(Saved entries)
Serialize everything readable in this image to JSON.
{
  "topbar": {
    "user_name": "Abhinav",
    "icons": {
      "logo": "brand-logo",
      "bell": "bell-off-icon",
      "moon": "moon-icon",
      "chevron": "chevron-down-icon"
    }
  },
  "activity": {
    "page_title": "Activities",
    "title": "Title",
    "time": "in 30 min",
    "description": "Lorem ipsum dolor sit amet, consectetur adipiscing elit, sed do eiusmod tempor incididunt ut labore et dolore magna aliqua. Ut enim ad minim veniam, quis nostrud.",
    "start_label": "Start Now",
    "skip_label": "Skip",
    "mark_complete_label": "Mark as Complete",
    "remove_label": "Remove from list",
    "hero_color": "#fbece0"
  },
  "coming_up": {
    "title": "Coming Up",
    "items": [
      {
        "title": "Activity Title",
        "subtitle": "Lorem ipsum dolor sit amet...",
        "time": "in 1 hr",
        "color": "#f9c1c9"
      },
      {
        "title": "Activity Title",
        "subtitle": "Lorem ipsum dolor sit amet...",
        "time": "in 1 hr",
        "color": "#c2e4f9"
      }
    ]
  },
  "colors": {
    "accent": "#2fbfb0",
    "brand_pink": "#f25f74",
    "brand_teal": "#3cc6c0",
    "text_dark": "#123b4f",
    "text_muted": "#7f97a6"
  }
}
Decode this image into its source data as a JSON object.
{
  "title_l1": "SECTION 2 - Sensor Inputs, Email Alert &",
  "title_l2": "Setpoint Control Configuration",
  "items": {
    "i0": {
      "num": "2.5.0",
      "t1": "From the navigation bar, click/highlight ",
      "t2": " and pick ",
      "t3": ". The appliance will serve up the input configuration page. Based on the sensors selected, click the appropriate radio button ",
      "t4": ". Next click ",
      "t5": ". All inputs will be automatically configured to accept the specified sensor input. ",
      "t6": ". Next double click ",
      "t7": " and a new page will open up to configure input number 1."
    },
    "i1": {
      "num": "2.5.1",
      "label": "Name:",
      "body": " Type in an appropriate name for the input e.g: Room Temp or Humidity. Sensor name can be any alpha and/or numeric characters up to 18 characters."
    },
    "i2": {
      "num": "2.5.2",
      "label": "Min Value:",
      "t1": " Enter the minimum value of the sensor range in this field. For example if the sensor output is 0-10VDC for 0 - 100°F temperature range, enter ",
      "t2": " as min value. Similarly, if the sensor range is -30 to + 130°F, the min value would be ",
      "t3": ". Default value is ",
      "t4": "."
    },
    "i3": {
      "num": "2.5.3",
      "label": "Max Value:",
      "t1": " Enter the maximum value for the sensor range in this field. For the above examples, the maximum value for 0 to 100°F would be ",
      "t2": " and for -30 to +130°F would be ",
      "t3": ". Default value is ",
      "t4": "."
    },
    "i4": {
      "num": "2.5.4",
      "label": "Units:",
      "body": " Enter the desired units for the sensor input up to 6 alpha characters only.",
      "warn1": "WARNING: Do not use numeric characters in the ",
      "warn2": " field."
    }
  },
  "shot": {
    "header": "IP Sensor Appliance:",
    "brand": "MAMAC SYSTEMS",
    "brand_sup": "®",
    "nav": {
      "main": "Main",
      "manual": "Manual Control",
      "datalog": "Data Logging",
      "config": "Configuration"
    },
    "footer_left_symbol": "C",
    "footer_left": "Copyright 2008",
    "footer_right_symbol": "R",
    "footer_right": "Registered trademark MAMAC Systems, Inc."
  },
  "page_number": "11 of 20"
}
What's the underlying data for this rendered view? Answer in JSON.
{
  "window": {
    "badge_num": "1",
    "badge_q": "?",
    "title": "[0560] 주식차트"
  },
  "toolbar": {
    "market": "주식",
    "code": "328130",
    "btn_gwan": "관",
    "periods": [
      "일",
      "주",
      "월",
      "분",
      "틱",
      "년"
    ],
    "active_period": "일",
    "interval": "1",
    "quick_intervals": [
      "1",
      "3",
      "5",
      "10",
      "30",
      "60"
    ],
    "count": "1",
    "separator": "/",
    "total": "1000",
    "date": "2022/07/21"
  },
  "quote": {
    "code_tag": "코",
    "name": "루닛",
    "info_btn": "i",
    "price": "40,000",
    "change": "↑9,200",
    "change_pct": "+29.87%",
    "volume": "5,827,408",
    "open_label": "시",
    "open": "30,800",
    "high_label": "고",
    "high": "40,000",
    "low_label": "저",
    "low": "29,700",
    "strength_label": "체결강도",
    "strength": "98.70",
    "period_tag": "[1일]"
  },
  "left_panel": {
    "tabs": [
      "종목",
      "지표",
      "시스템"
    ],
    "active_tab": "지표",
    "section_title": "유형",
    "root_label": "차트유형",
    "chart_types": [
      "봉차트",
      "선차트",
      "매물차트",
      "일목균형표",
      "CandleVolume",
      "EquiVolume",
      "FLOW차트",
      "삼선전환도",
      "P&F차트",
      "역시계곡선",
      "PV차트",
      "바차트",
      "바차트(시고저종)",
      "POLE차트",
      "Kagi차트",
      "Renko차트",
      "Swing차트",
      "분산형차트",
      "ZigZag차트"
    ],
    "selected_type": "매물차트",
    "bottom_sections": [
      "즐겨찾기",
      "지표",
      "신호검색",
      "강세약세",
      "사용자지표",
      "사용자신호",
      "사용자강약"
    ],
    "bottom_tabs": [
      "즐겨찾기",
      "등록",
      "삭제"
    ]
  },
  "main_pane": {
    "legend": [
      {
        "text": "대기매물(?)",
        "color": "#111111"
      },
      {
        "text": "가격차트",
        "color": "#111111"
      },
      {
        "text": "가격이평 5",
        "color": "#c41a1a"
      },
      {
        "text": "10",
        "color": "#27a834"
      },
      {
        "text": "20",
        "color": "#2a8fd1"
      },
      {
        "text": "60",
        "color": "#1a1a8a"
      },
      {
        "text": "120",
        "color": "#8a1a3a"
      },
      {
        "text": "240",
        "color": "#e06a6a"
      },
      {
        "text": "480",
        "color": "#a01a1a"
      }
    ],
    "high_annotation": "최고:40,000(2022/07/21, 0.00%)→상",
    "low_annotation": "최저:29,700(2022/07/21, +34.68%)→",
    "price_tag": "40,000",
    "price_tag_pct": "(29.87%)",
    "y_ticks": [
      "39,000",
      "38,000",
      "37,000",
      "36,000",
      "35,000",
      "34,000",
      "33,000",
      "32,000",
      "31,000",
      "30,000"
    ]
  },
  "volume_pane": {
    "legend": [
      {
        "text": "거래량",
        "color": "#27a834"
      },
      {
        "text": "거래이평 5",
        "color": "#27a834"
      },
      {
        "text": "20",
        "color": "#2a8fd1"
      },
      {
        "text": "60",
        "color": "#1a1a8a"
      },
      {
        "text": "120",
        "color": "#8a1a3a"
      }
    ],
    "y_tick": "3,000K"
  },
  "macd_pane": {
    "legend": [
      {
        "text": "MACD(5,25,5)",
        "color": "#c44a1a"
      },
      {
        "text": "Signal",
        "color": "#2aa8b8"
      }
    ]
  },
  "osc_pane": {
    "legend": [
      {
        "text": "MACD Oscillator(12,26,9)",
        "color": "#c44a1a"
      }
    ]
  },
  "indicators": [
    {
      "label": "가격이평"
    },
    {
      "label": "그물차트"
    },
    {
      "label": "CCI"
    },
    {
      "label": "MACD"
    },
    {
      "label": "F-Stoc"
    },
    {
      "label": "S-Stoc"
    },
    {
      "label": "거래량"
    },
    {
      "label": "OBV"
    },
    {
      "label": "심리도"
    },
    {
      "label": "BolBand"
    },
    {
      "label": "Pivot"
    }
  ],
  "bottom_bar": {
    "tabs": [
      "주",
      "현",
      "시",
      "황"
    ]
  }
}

- Task brief:
Every entry must be quoted exactly as it appears above.

- Final answer:
Serialize everything readable in this image to JSON.
{
  "topbar": {
    "user_name": "Abhinav",
    "icons": {
      "logo": "brand-logo",
      "bell": "bell-off-icon",
      "moon": "moon-icon",
      "chevron": "chevron-down-icon"
    }
  },
  "activity": {
    "page_title": "Activities",
    "title": "Title",
    "time": "in 30 min",
    "description": "Lorem ipsum dolor sit amet, consectetur adipiscing elit, sed do eiusmod tempor incididunt ut labore et dolore magna aliqua. Ut enim ad minim veniam, quis nostrud.",
    "start_label": "Start Now",
    "skip_label": "Skip",
    "mark_complete_label": "Mark as Complete",
    "remove_label": "Remove from list",
    "hero_color": "#fbece0"
  },
  "coming_up": {
    "title": "Coming Up",
    "items": [
      {
        "title": "Activity Title",
        "subtitle": "Lorem ipsum dolor sit amet...",
        "time": "in 1 hr",
        "color": "#f9c1c9"
      },
      {
        "title": "Activity Title",
        "subtitle": "Lorem ipsum dolor sit amet...",
        "time": "in 1 hr",
        "color": "#c2e4f9"
      }
    ]
  },
  "colors": {
    "accent": "#2fbfb0",
    "brand_pink": "#f25f74",
    "brand_teal": "#3cc6c0",
    "text_dark": "#123b4f",
    "text_muted": "#7f97a6"
  }
}
Decode this image into its source data as a JSON object.
{
  "title_l1": "SECTION 2 - Sensor Inputs, Email Alert &",
  "title_l2": "Setpoint Control Configuration",
  "items": {
    "i0": {
      "num": "2.5.0",
      "t1": "From the navigation bar, click/highlight ",
      "t2": " and pick ",
      "t3": ". The appliance will serve up the input configuration page. Based on the sensors selected, click the appropriate radio button ",
      "t4": ". Next click ",
      "t5": ". All inputs will be automatically configured to accept the specified sensor input. ",
      "t6": ". Next double click ",
      "t7": " and a new page will open up to configure input number 1."
    },
    "i1": {
      "num": "2.5.1",
      "label": "Name:",
      "body": " Type in an appropriate name for the input e.g: Room Temp or Humidity. Sensor name can be any alpha and/or numeric characters up to 18 characters."
    },
    "i2": {
      "num": "2.5.2",
      "label": "Min Value:",
      "t1": " Enter the minimum value of the sensor range in this field. For example if the sensor output is 0-10VDC for 0 - 100°F temperature range, enter ",
      "t2": " as min value. Similarly, if the sensor range is -30 to + 130°F, the min value would be ",
      "t3": ". Default value is ",
      "t4": "."
    },
    "i3": {
      "num": "2.5.3",
      "label": "Max Value:",
      "t1": " Enter the maximum value for the sensor range in this field. For the above examples, the maximum value for 0 to 100°F would be ",
      "t2": " and for -30 to +130°F would be ",
      "t3": ". Default value is ",
      "t4": "."
    },
    "i4": {
      "num": "2.5.4",
      "label": "Units:",
      "body": " Enter the desired units for the sensor input up to 6 alpha characters only.",
      "warn1": "WARNING: Do not use numeric characters in the ",
      "warn2": " field."
    }
  },
  "shot": {
    "header": "IP Sensor Appliance:",
    "brand": "MAMAC SYSTEMS",
    "brand_sup": "®",
    "nav": {
      "main": "Main",
      "manual": "Manual Control",
      "datalog": "Data Logging",
      "config": "Configuration"
    },
    "footer_left_symbol": "C",
    "footer_left": "Copyright 2008",
    "footer_right_symbol": "R",
    "footer_right": "Registered trademark MAMAC Systems, Inc."
  },
  "page_number": "11 of 20"
}
What's the underlying data for this rendered view? Answer in JSON.
{
  "window": {
    "badge_num": "1",
    "badge_q": "?",
    "title": "[0560] 주식차트"
  },
  "toolbar": {
    "market": "주식",
    "code": "328130",
    "btn_gwan": "관",
    "periods": [
      "일",
      "주",
      "월",
      "분",
      "틱",
      "년"
    ],
    "active_period": "일",
    "interval": "1",
    "quick_intervals": [
      "1",
      "3",
      "5",
      "10",
      "30",
      "60"
    ],
    "count": "1",
    "separator": "/",
    "total": "1000",
    "date": "2022/07/21"
  },
  "quote": {
    "code_tag": "코",
    "name": "루닛",
    "info_btn": "i",
    "price": "40,000",
    "change": "↑9,200",
    "change_pct": "+29.87%",
    "volume": "5,827,408",
    "open_label": "시",
    "open": "30,800",
    "high_label": "고",
    "high": "40,000",
    "low_label": "저",
    "low": "29,700",
    "strength_label": "체결강도",
    "strength": "98.70",
    "period_tag": "[1일]"
  },
  "left_panel": {
    "tabs": [
      "종목",
      "지표",
      "시스템"
    ],
    "active_tab": "지표",
    "section_title": "유형",
    "root_label": "차트유형",
    "chart_types": [
      "봉차트",
      "선차트",
      "매물차트",
      "일목균형표",
      "CandleVolume",
      "EquiVolume",
      "FLOW차트",
      "삼선전환도",
      "P&F차트",
      "역시계곡선",
      "PV차트",
      "바차트",
      "바차트(시고저종)",
      "POLE차트",
      "Kagi차트",
      "Renko차트",
      "Swing차트",
      "분산형차트",
      "ZigZag차트"
    ],
    "selected_type": "매물차트",
    "bottom_sections": [
      "즐겨찾기",
      "지표",
      "신호검색",
      "강세약세",
      "사용자지표",
      "사용자신호",
      "사용자강약"
    ],
    "bottom_tabs": [
      "즐겨찾기",
      "등록",
      "삭제"
    ]
  },
  "main_pane": {
    "legend": [
      {
        "text": "대기매물(?)",
        "color": "#111111"
      },
      {
        "text": "가격차트",
        "color": "#111111"
      },
      {
        "text": "가격이평 5",
        "color": "#c41a1a"
      },
      {
        "text": "10",
        "color": "#27a834"
      },
      {
        "text": "20",
        "color": "#2a8fd1"
      },
      {
        "text": "60",
        "color": "#1a1a8a"
      },
      {
        "text": "120",
        "color": "#8a1a3a"
      },
      {
        "text": "240",
        "color": "#e06a6a"
      },
      {
        "text": "480",
        "color": "#a01a1a"
      }
    ],
    "high_annotation": "최고:40,000(2022/07/21, 0.00%)→상",
    "low_annotation": "최저:29,700(2022/07/21, +34.68%)→",
    "price_tag": "40,000",
    "price_tag_pct": "(29.87%)",
    "y_ticks": [
      "39,000",
      "38,000",
      "37,000",
      "36,000",
      "35,000",
      "34,000",
      "33,000",
      "32,000",
      "31,000",
      "30,000"
    ]
  },
  "volume_pane": {
    "legend": [
      {
        "text": "거래량",
        "color": "#27a834"
      },
      {
        "text": "거래이평 5",
        "color": "#27a834"
      },
      {
        "text": "20",
        "color": "#2a8fd1"
      },
      {
        "text": "60",
        "color": "#1a1a8a"
      },
      {
        "text": "120",
        "color": "#8a1a3a"
      }
    ],
    "y_tick": "3,000K"
  },
  "macd_pane": {
    "legend": [
      {
        "text": "MACD(5,25,5)",
        "color": "#c44a1a"
      },
      {
        "text": "Signal",
        "color": "#2aa8b8"
      }
    ]
  },
  "osc_pane": {
    "legend": [
      {
        "text": "MACD Oscillator(12,26,9)",
        "color": "#c44a1a"
      }
    ]
  },
  "indicators": [
    {
      "label": "가격이평"
    },
    {
      "label": "그물차트"
    },
    {
      "label": "CCI"
    },
    {
      "label": "MACD"
    },
    {
      "label": "F-Stoc"
    },
    {
      "label": "S-Stoc"
    },
    {
      "label": "거래량"
    },
    {
      "label": "OBV"
    },
    {
      "label": "심리도"
    },
    {
      "label": "BolBand"
    },
    {
      "label": "Pivot"
    }
  ],
  "bottom_bar": {
    "tabs": [
      "주",
      "현",
      "시",
      "황"
    ]
  }
}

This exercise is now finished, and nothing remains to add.